__WHAT THIS TASK INVOLVES__.
Quote the lines of the data below verbatim, beginning at the line that contains "Parse this screenshot: output" and ending at the last line, both included, and excluding pictures.
══════════
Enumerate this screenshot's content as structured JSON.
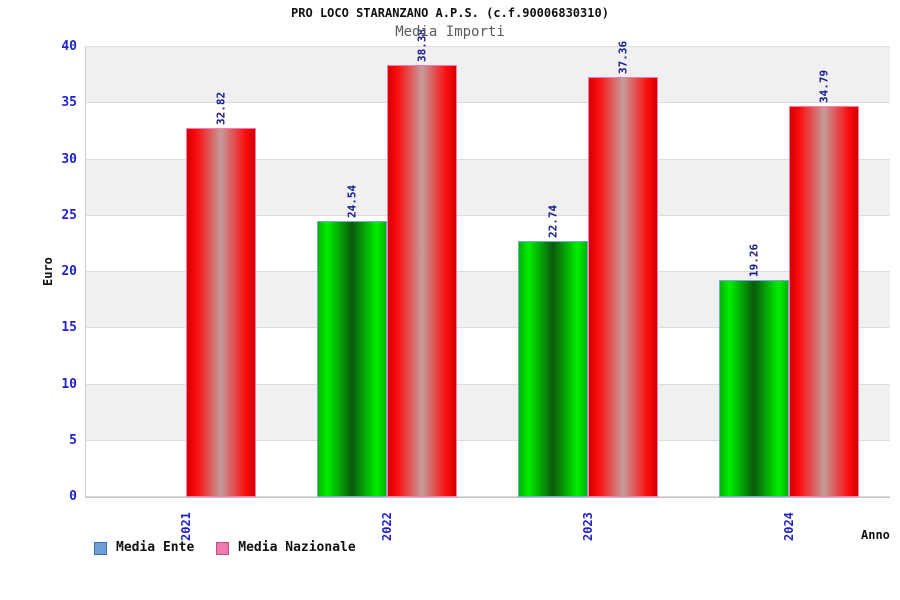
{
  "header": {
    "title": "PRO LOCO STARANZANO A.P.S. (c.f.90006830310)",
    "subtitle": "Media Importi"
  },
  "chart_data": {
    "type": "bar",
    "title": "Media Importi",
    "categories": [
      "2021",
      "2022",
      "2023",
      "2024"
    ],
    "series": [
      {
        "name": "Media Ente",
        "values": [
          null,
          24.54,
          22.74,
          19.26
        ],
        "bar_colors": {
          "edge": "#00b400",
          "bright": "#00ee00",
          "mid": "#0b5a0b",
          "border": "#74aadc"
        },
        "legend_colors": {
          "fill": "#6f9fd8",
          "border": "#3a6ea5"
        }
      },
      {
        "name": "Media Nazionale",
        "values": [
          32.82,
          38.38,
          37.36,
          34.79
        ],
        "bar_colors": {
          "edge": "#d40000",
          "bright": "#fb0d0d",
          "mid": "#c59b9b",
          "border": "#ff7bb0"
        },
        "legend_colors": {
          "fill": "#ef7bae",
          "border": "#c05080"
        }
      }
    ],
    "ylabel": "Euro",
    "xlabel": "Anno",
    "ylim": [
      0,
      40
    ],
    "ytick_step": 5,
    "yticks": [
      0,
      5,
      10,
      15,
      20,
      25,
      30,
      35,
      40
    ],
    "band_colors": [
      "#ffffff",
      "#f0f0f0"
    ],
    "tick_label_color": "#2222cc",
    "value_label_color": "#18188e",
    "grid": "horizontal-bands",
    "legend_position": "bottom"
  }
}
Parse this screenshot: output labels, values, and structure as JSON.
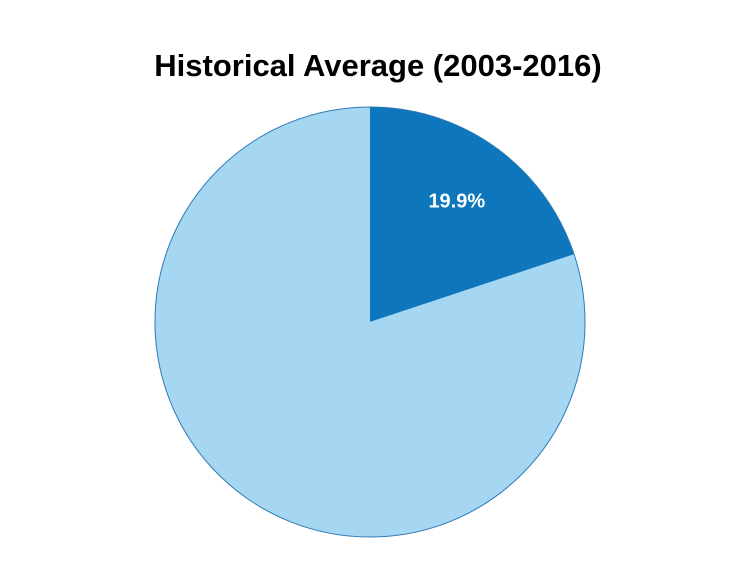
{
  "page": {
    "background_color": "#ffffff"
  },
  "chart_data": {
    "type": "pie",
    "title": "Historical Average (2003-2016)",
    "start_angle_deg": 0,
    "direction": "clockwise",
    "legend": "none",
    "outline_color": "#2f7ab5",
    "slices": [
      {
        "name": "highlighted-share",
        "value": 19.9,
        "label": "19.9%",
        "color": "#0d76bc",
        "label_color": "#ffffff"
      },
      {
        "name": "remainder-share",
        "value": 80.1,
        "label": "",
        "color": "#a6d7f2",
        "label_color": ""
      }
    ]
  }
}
══════════
__EXERCISE SOLUTION__.
Parse this screenshot: output labels, values, and structure as JSON.
{
  "page": {
    "background_color": "#ffffff"
  },
  "chart_data": {
    "type": "pie",
    "title": "Historical Average (2003-2016)",
    "start_angle_deg": 0,
    "direction": "clockwise",
    "legend": "none",
    "outline_color": "#2f7ab5",
    "slices": [
      {
        "name": "highlighted-share",
        "value": 19.9,
        "label": "19.9%",
        "color": "#0d76bc",
        "label_color": "#ffffff"
      },
      {
        "name": "remainder-share",
        "value": 80.1,
        "label": "",
        "color": "#a6d7f2",
        "label_color": ""
      }
    ]
  }
}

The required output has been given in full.